Task details — Identify every line containing the word "resources" and reproduce each one.

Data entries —
↓

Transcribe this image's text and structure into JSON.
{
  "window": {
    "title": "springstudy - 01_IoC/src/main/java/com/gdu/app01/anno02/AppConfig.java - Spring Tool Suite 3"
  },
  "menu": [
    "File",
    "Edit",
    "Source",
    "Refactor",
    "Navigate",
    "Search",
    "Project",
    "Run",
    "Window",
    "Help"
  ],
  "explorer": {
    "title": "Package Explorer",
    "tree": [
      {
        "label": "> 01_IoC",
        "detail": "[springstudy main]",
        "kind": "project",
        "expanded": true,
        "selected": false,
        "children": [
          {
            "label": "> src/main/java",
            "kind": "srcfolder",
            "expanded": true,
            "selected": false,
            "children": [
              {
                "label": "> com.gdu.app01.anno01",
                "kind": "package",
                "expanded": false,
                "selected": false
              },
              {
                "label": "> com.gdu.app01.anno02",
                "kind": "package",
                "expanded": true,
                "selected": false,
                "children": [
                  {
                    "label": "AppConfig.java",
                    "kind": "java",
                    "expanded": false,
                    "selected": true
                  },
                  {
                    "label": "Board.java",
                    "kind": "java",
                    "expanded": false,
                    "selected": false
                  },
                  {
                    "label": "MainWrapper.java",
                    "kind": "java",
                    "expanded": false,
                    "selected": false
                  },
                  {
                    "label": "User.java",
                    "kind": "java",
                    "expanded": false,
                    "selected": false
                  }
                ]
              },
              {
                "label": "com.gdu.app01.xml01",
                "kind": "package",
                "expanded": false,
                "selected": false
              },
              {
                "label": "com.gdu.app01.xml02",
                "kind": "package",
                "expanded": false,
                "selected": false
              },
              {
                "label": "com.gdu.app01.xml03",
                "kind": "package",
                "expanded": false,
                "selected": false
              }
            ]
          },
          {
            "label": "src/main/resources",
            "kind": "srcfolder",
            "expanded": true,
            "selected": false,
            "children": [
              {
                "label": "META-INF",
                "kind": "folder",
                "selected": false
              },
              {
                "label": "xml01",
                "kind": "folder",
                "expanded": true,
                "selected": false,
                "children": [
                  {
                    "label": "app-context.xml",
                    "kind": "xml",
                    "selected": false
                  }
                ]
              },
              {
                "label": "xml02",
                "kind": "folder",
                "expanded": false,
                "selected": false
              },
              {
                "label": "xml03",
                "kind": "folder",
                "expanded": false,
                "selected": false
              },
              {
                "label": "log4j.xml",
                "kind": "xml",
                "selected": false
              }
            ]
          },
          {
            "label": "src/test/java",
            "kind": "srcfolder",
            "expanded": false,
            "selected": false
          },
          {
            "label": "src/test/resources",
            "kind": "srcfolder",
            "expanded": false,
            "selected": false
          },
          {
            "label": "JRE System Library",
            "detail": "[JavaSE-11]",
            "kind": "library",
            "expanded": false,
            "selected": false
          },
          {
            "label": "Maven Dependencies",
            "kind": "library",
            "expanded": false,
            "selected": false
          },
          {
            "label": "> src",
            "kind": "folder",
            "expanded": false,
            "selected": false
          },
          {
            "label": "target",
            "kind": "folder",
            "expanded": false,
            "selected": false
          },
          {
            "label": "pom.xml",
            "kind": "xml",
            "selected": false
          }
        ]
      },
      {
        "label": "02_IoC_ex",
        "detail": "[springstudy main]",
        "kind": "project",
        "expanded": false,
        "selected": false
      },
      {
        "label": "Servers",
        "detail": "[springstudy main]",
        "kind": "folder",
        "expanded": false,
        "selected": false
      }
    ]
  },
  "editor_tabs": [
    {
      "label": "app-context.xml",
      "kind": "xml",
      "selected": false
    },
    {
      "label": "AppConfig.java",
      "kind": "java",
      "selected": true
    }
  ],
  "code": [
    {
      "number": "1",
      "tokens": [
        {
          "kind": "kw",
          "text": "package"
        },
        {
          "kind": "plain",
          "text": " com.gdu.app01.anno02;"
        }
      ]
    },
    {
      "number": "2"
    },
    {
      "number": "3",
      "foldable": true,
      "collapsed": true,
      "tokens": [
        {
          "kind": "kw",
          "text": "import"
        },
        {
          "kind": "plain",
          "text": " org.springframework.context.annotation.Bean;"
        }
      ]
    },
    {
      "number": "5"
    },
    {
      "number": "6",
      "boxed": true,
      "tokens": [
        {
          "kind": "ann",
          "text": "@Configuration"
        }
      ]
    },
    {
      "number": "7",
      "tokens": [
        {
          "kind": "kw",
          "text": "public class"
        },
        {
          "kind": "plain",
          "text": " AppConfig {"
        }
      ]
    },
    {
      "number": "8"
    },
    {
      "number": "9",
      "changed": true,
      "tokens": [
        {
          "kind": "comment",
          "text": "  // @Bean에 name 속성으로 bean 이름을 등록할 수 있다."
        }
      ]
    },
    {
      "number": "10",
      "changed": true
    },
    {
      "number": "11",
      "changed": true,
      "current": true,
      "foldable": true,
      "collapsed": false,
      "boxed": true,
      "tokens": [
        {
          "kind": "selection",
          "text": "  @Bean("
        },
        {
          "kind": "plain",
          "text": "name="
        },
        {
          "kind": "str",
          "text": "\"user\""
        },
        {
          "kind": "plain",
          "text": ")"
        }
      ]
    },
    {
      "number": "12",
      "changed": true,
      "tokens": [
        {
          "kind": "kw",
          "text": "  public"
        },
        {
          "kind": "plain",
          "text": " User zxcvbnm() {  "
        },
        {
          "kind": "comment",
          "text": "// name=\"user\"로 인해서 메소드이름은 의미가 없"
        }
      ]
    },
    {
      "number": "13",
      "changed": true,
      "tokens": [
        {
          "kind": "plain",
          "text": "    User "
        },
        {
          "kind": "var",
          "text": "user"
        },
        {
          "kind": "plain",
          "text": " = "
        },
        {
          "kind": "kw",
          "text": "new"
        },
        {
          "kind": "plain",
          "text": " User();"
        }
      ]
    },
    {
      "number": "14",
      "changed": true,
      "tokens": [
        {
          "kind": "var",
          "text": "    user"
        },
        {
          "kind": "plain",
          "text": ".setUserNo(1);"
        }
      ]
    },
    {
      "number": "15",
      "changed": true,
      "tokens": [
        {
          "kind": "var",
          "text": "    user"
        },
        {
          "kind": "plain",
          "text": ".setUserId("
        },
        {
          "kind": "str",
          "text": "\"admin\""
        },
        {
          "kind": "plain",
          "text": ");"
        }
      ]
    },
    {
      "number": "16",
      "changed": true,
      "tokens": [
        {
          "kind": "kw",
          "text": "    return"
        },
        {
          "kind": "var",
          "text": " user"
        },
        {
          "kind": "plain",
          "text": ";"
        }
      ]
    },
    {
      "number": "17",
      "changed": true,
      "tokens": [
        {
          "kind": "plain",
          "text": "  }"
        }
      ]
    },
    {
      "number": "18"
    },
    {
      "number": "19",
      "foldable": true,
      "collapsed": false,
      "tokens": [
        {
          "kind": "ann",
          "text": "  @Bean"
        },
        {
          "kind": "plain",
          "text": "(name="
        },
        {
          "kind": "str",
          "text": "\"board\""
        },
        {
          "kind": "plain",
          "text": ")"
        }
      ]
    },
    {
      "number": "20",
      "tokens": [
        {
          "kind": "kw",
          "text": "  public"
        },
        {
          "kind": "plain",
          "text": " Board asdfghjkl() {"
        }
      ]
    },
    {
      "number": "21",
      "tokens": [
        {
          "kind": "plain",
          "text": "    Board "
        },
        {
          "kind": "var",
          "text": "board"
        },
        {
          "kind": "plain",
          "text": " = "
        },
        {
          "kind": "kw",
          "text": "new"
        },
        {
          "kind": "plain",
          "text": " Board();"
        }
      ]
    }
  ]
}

↑

Exercise output —
            "label": "src/main/resources",
            "label": "src/test/resources",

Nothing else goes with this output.